* [Data supplied]

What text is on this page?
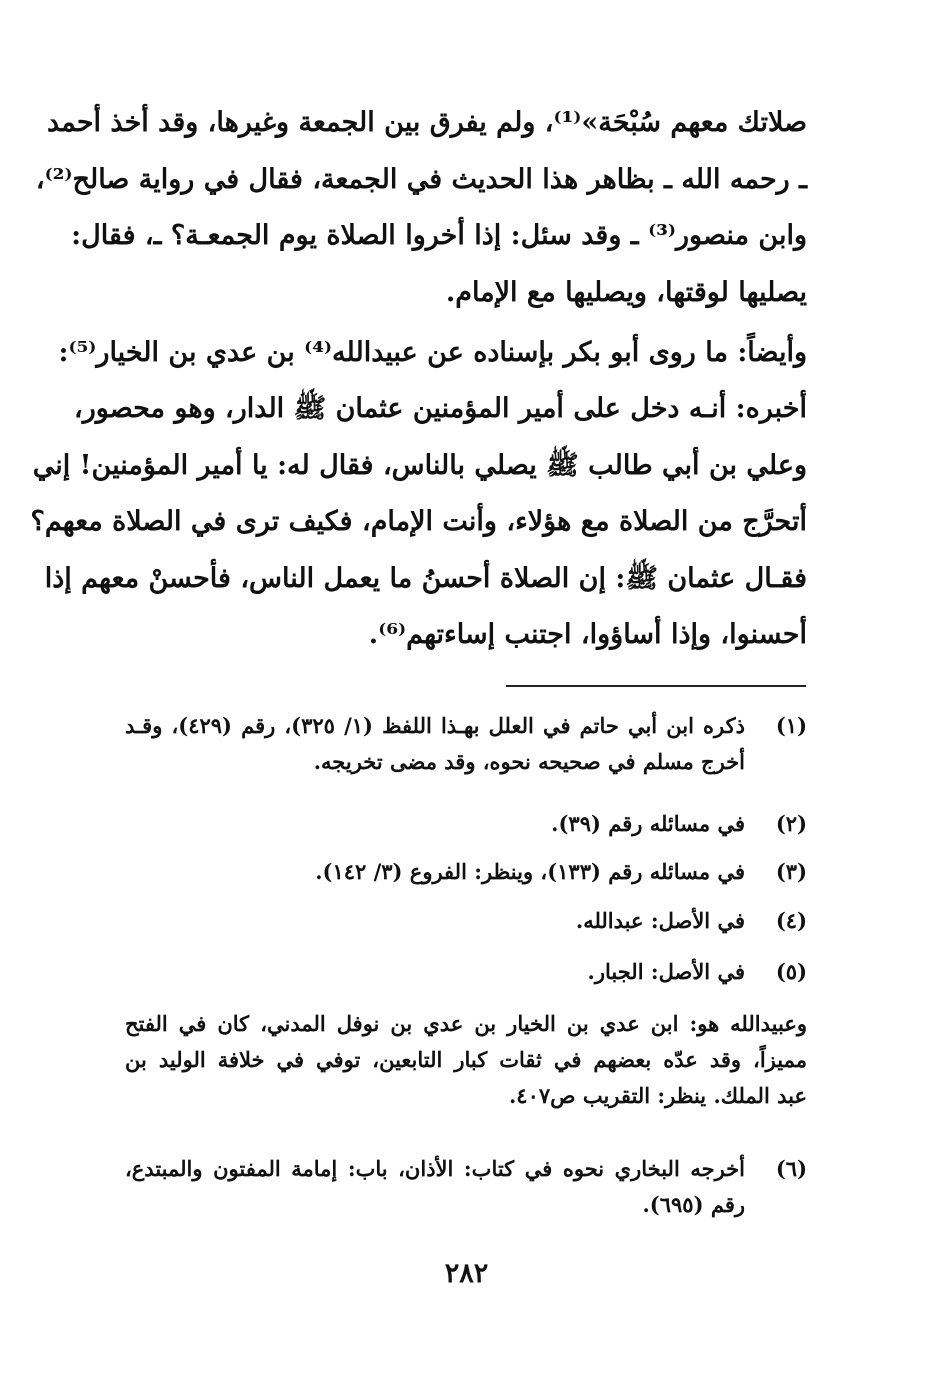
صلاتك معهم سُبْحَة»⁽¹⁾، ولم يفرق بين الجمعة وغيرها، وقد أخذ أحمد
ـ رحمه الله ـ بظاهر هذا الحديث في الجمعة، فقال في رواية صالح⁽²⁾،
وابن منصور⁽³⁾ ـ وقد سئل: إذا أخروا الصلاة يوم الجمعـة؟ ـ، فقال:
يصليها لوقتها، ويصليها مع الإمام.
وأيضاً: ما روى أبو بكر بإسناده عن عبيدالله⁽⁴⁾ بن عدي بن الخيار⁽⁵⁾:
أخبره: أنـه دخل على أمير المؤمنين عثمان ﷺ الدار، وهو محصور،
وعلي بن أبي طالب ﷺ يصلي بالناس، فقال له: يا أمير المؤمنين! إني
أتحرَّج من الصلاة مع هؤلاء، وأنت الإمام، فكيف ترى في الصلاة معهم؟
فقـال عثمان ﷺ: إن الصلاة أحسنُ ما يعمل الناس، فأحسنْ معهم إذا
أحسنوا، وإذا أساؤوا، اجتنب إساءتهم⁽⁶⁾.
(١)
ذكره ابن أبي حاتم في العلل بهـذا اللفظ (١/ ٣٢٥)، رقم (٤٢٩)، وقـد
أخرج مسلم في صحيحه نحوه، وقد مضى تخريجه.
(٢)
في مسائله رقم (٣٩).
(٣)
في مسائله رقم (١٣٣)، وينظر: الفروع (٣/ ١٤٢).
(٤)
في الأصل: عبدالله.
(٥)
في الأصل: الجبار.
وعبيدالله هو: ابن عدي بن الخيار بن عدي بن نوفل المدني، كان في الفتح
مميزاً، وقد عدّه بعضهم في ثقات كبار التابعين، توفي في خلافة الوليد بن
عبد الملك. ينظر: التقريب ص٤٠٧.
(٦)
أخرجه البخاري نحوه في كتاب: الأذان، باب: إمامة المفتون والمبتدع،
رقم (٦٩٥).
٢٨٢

* [Task goal]
Return each line exactly as written. Any picture gets left out.

* [Answer]
What text is on this page?
صلاتك معهم سُبْحَة»⁽¹⁾، ولم يفرق بين الجمعة وغيرها، وقد أخذ أحمد
ـ رحمه الله ـ بظاهر هذا الحديث في الجمعة، فقال في رواية صالح⁽²⁾،
وابن منصور⁽³⁾ ـ وقد سئل: إذا أخروا الصلاة يوم الجمعـة؟ ـ، فقال:
يصليها لوقتها، ويصليها مع الإمام.
وأيضاً: ما روى أبو بكر بإسناده عن عبيدالله⁽⁴⁾ بن عدي بن الخيار⁽⁵⁾:
أخبره: أنـه دخل على أمير المؤمنين عثمان ﷺ الدار، وهو محصور،
وعلي بن أبي طالب ﷺ يصلي بالناس، فقال له: يا أمير المؤمنين! إني
أتحرَّج من الصلاة مع هؤلاء، وأنت الإمام، فكيف ترى في الصلاة معهم؟
فقـال عثمان ﷺ: إن الصلاة أحسنُ ما يعمل الناس، فأحسنْ معهم إذا
أحسنوا، وإذا أساؤوا، اجتنب إساءتهم⁽⁶⁾.
(١)
ذكره ابن أبي حاتم في العلل بهـذا اللفظ (١/ ٣٢٥)، رقم (٤٢٩)، وقـد
أخرج مسلم في صحيحه نحوه، وقد مضى تخريجه.
(٢)
في مسائله رقم (٣٩).
(٣)
في مسائله رقم (١٣٣)، وينظر: الفروع (٣/ ١٤٢).
(٤)
في الأصل: عبدالله.
(٥)
في الأصل: الجبار.
وعبيدالله هو: ابن عدي بن الخيار بن عدي بن نوفل المدني، كان في الفتح
مميزاً، وقد عدّه بعضهم في ثقات كبار التابعين، توفي في خلافة الوليد بن
عبد الملك. ينظر: التقريب ص٤٠٧.
(٦)
أخرجه البخاري نحوه في كتاب: الأذان، باب: إمامة المفتون والمبتدع،
رقم (٦٩٥).
٢٨٢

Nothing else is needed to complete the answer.